▶

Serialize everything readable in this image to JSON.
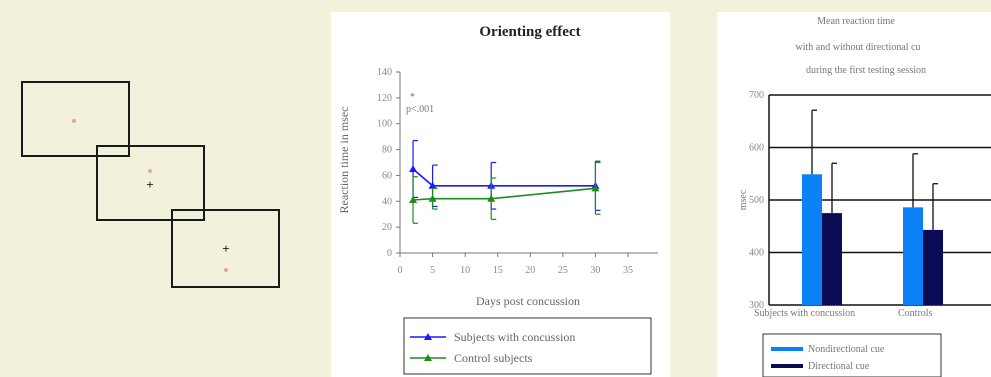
{
  "diagram": {
    "colors": {
      "box": "#1a1a1a",
      "cue": "#e6a2a2",
      "fixation": "#1a1a1a"
    }
  },
  "chart_data": [
    {
      "type": "line",
      "title": "Orienting effect",
      "xlabel": "Days post concussion",
      "ylabel": "Reaction time in msec",
      "xlim": [
        0,
        35
      ],
      "ylim": [
        0,
        140
      ],
      "x_ticks": [
        0,
        5,
        10,
        15,
        20,
        25,
        30,
        35
      ],
      "y_ticks": [
        0,
        20,
        40,
        60,
        80,
        100,
        120,
        140
      ],
      "grid": false,
      "legend_position": "bottom",
      "annotation": {
        "line1": "*",
        "line2": "p<.001"
      },
      "series": [
        {
          "name": "Subjects with concussion",
          "color": "#1a1aff",
          "x": [
            2,
            5,
            14,
            30
          ],
          "y": [
            65,
            52,
            52,
            52
          ],
          "err": [
            22,
            16,
            18,
            19
          ]
        },
        {
          "name": "Control subjects",
          "color": "#1e8c1e",
          "x": [
            2,
            5,
            14,
            30
          ],
          "y": [
            41,
            42,
            42,
            50
          ],
          "err": [
            18,
            8,
            16,
            20
          ]
        }
      ]
    },
    {
      "type": "bar",
      "title_lines": [
        "Mean reaction time",
        "with and without directional cu",
        "during the first testing session"
      ],
      "xlabel": "",
      "ylabel": "msec",
      "ylim": [
        300,
        700
      ],
      "y_ticks": [
        300,
        400,
        500,
        600,
        700
      ],
      "grid": true,
      "legend_position": "bottom",
      "categories": [
        "Subjects with concussion",
        "Controls"
      ],
      "series": [
        {
          "name": "Nondirectional cue",
          "color": "#0a82f5",
          "values": [
            549,
            486
          ],
          "err": [
            122,
            102
          ]
        },
        {
          "name": "Directional cue",
          "color": "#0a0a55",
          "values": [
            475,
            443
          ],
          "err": [
            95,
            88
          ]
        }
      ]
    }
  ]
}
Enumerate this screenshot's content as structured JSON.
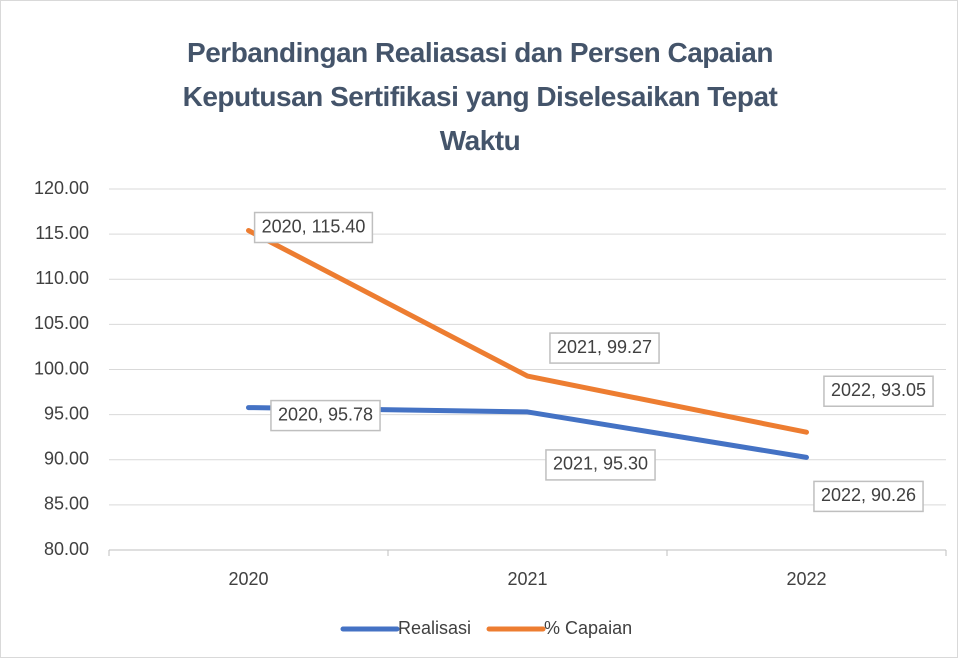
{
  "chart_data": {
    "type": "line",
    "title": "Perbandingan Realiasasi dan Persen Capaian Keputusan Sertifikasi yang Diselesaikan Tepat Waktu",
    "categories": [
      "2020",
      "2021",
      "2022"
    ],
    "series": [
      {
        "name": "Realisasi",
        "color": "#4472c4",
        "values": [
          95.78,
          95.3,
          90.26
        ],
        "value_labels": [
          "2020, 95.78",
          "2021, 95.30",
          "2022, 90.26"
        ]
      },
      {
        "name": "% Capaian",
        "color": "#ed7d31",
        "values": [
          115.4,
          99.27,
          93.05
        ],
        "value_labels": [
          "2020, 115.40",
          "2021, 99.27",
          "2022, 93.05"
        ]
      }
    ],
    "ylim": [
      80,
      120
    ],
    "yticks": [
      {
        "value": 80,
        "label": "80.00"
      },
      {
        "value": 85,
        "label": "85.00"
      },
      {
        "value": 90,
        "label": "90.00"
      },
      {
        "value": 95,
        "label": "95.00"
      },
      {
        "value": 100,
        "label": "100.00"
      },
      {
        "value": 105,
        "label": "105.00"
      },
      {
        "value": 110,
        "label": "110.00"
      },
      {
        "value": 115,
        "label": "115.00"
      },
      {
        "value": 120,
        "label": "120.00"
      }
    ],
    "grid": true,
    "legend": "bottom"
  }
}
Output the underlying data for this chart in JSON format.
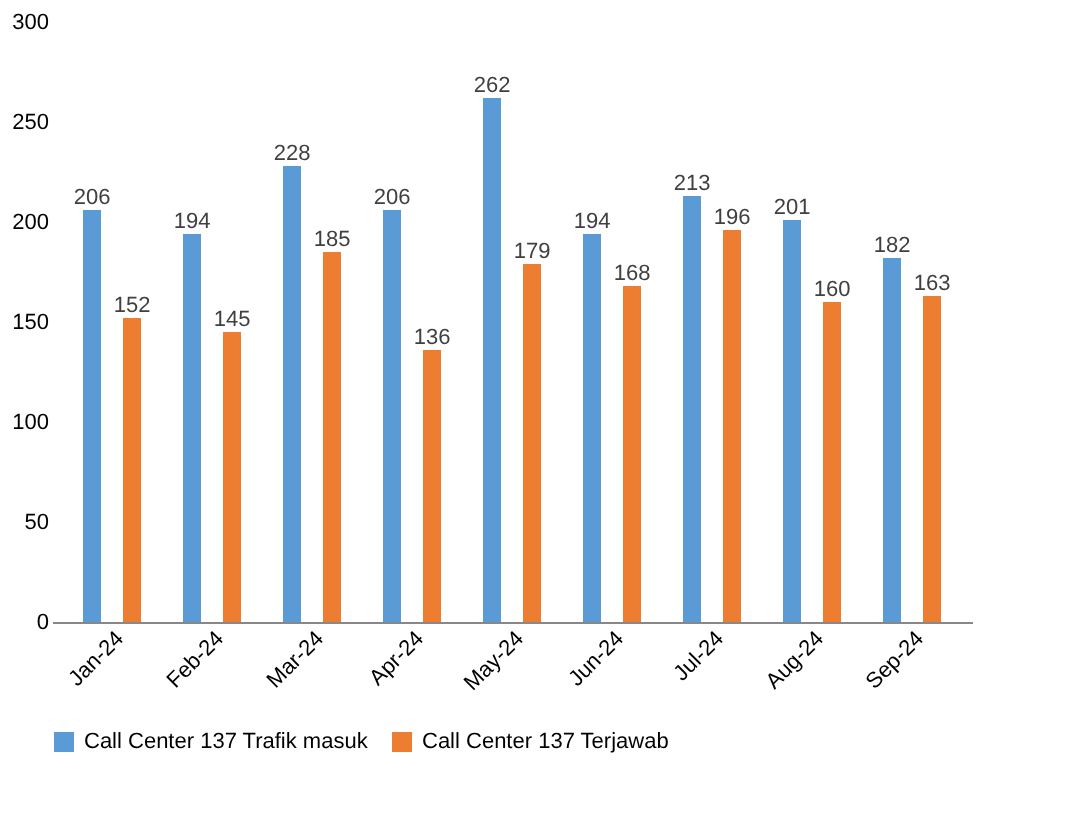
{
  "chart_data": {
    "type": "bar",
    "categories": [
      "Jan-24",
      "Feb-24",
      "Mar-24",
      "Apr-24",
      "May-24",
      "Jun-24",
      "Jul-24",
      "Aug-24",
      "Sep-24"
    ],
    "series": [
      {
        "name": "Call Center 137 Trafik masuk",
        "color": "#5b9bd5",
        "values": [
          206,
          194,
          228,
          206,
          262,
          194,
          213,
          201,
          182
        ]
      },
      {
        "name": "Call Center 137 Terjawab",
        "color": "#ed7d31",
        "values": [
          152,
          145,
          185,
          136,
          179,
          168,
          196,
          160,
          163
        ]
      }
    ],
    "ylim": [
      0,
      300
    ],
    "yticks": [
      0,
      50,
      100,
      150,
      200,
      250,
      300
    ],
    "grid": false,
    "legend": "bottom",
    "data_labels": true
  }
}
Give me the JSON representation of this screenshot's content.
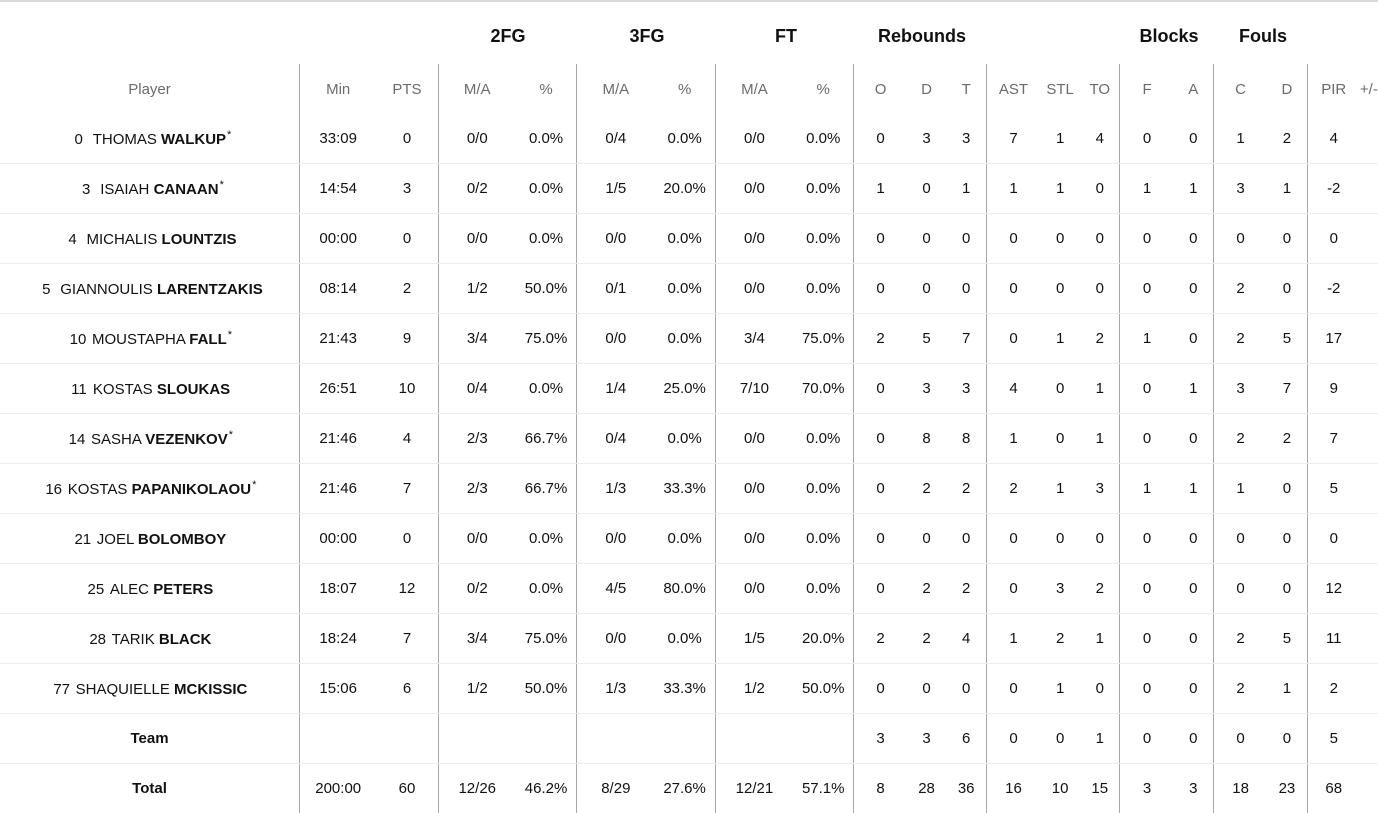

◀

TASK BRIEF: Copy each line that holds the word "content".

RESULT OF THIS TASK:
Enumerate this screenshot's content as structured JSON.
Give me the JSON representation of this screenshot's content.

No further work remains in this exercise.